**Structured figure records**
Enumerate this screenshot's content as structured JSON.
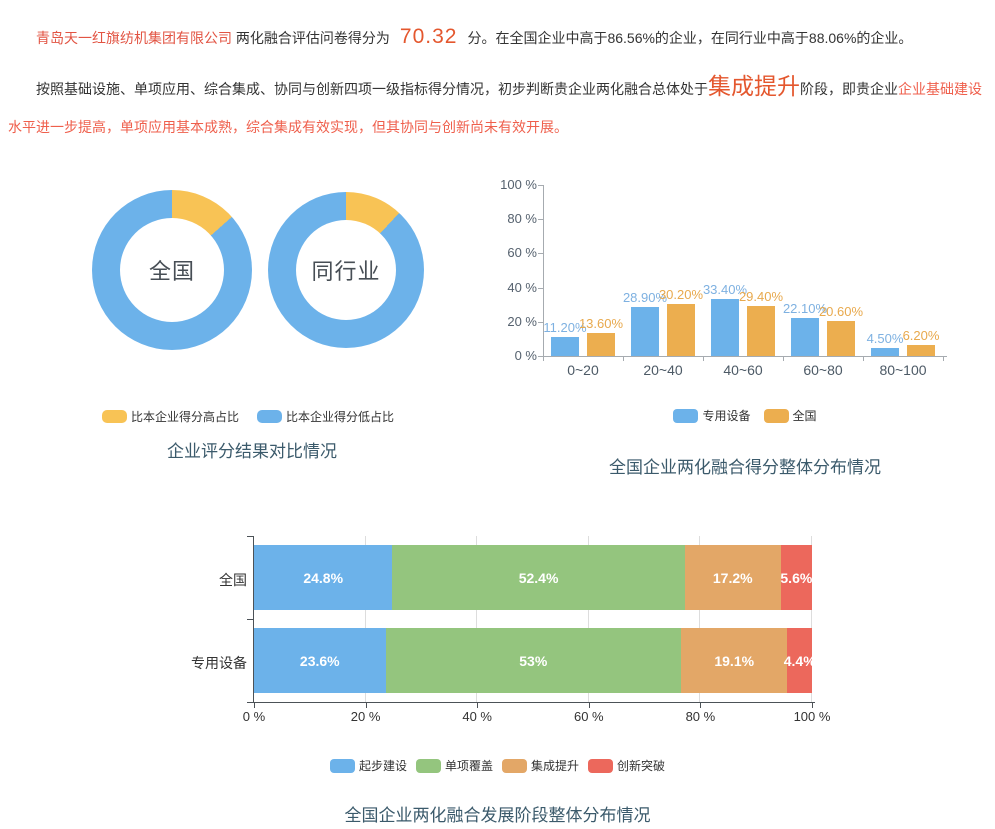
{
  "summary": {
    "company": "青岛天一红旗纺机集团有限公司",
    "score_prefix": "两化融合评估问卷得分为",
    "score": "70.32",
    "score_suffix": "分。在全国企业中高于86.56%的企业，在同行业中高于88.06%的企业。",
    "analysis_lead": "按照基础设施、单项应用、综合集成、协同与创新四项一级指标得分情况，初步判断贵企业两化融合总体处于",
    "stage": "集成提升",
    "analysis_mid": "阶段，即贵企业",
    "analysis_tail": "企业基础建设水平进一步提高，单项应用基本成熟，综合集成有效实现，但其协同与创新尚未有效开展。"
  },
  "colors": {
    "company_red": "#e25443",
    "score_orange": "#e4572e",
    "analysis_red": "#ef5f4c",
    "title_color": "#3b5a6b"
  },
  "chart_data": [
    {
      "type": "pie",
      "title": "企业评分结果对比情况",
      "donuts": [
        {
          "label": "全国",
          "higher_pct": 13.44,
          "lower_pct": 86.56
        },
        {
          "label": "同行业",
          "higher_pct": 11.94,
          "lower_pct": 88.06
        }
      ],
      "legend": [
        {
          "label": "比本企业得分高占比",
          "color": "#f8c355"
        },
        {
          "label": "比本企业得分低占比",
          "color": "#6cb2ea"
        }
      ]
    },
    {
      "type": "bar",
      "title": "全国企业两化融合得分整体分布情况",
      "categories": [
        "0~20",
        "20~40",
        "40~60",
        "60~80",
        "80~100"
      ],
      "series": [
        {
          "name": "专用设备",
          "color": "#6cb2ea",
          "label_color": "#7eb1e1",
          "values": [
            11.2,
            28.9,
            33.4,
            22.1,
            4.5
          ]
        },
        {
          "name": "全国",
          "color": "#ecae4f",
          "label_color": "#e8a94d",
          "values": [
            13.6,
            30.2,
            29.4,
            20.6,
            6.2
          ]
        }
      ],
      "yticks": [
        "0 %",
        "20 %",
        "40 %",
        "60 %",
        "80 %",
        "100 %"
      ],
      "ylim": [
        0,
        100
      ],
      "ylabel": "",
      "xlabel": ""
    },
    {
      "type": "bar-horizontal-stacked",
      "title": "全国企业两化融合发展阶段整体分布情况",
      "categories": [
        "全国",
        "专用设备"
      ],
      "series": [
        {
          "name": "起步建设",
          "color": "#6cb2ea",
          "values": [
            24.8,
            23.6
          ]
        },
        {
          "name": "单项覆盖",
          "color": "#94c57e",
          "values": [
            52.4,
            53
          ]
        },
        {
          "name": "集成提升",
          "color": "#e3a767",
          "values": [
            17.2,
            19.1
          ]
        },
        {
          "name": "创新突破",
          "color": "#ec685c",
          "values": [
            5.6,
            4.4
          ]
        }
      ],
      "xticks": [
        "0 %",
        "20 %",
        "40 %",
        "60 %",
        "80 %",
        "100 %"
      ],
      "xlim": [
        0,
        100
      ]
    }
  ]
}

**Exercise description**
Every line above should be returned exactly; the pictures stay out.

**The answer**
Enumerate this screenshot's content as structured JSON.
{
  "summary": {
    "company": "青岛天一红旗纺机集团有限公司",
    "score_prefix": "两化融合评估问卷得分为",
    "score": "70.32",
    "score_suffix": "分。在全国企业中高于86.56%的企业，在同行业中高于88.06%的企业。",
    "analysis_lead": "按照基础设施、单项应用、综合集成、协同与创新四项一级指标得分情况，初步判断贵企业两化融合总体处于",
    "stage": "集成提升",
    "analysis_mid": "阶段，即贵企业",
    "analysis_tail": "企业基础建设水平进一步提高，单项应用基本成熟，综合集成有效实现，但其协同与创新尚未有效开展。"
  },
  "colors": {
    "company_red": "#e25443",
    "score_orange": "#e4572e",
    "analysis_red": "#ef5f4c",
    "title_color": "#3b5a6b"
  },
  "chart_data": [
    {
      "type": "pie",
      "title": "企业评分结果对比情况",
      "donuts": [
        {
          "label": "全国",
          "higher_pct": 13.44,
          "lower_pct": 86.56
        },
        {
          "label": "同行业",
          "higher_pct": 11.94,
          "lower_pct": 88.06
        }
      ],
      "legend": [
        {
          "label": "比本企业得分高占比",
          "color": "#f8c355"
        },
        {
          "label": "比本企业得分低占比",
          "color": "#6cb2ea"
        }
      ]
    },
    {
      "type": "bar",
      "title": "全国企业两化融合得分整体分布情况",
      "categories": [
        "0~20",
        "20~40",
        "40~60",
        "60~80",
        "80~100"
      ],
      "series": [
        {
          "name": "专用设备",
          "color": "#6cb2ea",
          "label_color": "#7eb1e1",
          "values": [
            11.2,
            28.9,
            33.4,
            22.1,
            4.5
          ]
        },
        {
          "name": "全国",
          "color": "#ecae4f",
          "label_color": "#e8a94d",
          "values": [
            13.6,
            30.2,
            29.4,
            20.6,
            6.2
          ]
        }
      ],
      "yticks": [
        "0 %",
        "20 %",
        "40 %",
        "60 %",
        "80 %",
        "100 %"
      ],
      "ylim": [
        0,
        100
      ],
      "ylabel": "",
      "xlabel": ""
    },
    {
      "type": "bar-horizontal-stacked",
      "title": "全国企业两化融合发展阶段整体分布情况",
      "categories": [
        "全国",
        "专用设备"
      ],
      "series": [
        {
          "name": "起步建设",
          "color": "#6cb2ea",
          "values": [
            24.8,
            23.6
          ]
        },
        {
          "name": "单项覆盖",
          "color": "#94c57e",
          "values": [
            52.4,
            53
          ]
        },
        {
          "name": "集成提升",
          "color": "#e3a767",
          "values": [
            17.2,
            19.1
          ]
        },
        {
          "name": "创新突破",
          "color": "#ec685c",
          "values": [
            5.6,
            4.4
          ]
        }
      ],
      "xticks": [
        "0 %",
        "20 %",
        "40 %",
        "60 %",
        "80 %",
        "100 %"
      ],
      "xlim": [
        0,
        100
      ]
    }
  ]
}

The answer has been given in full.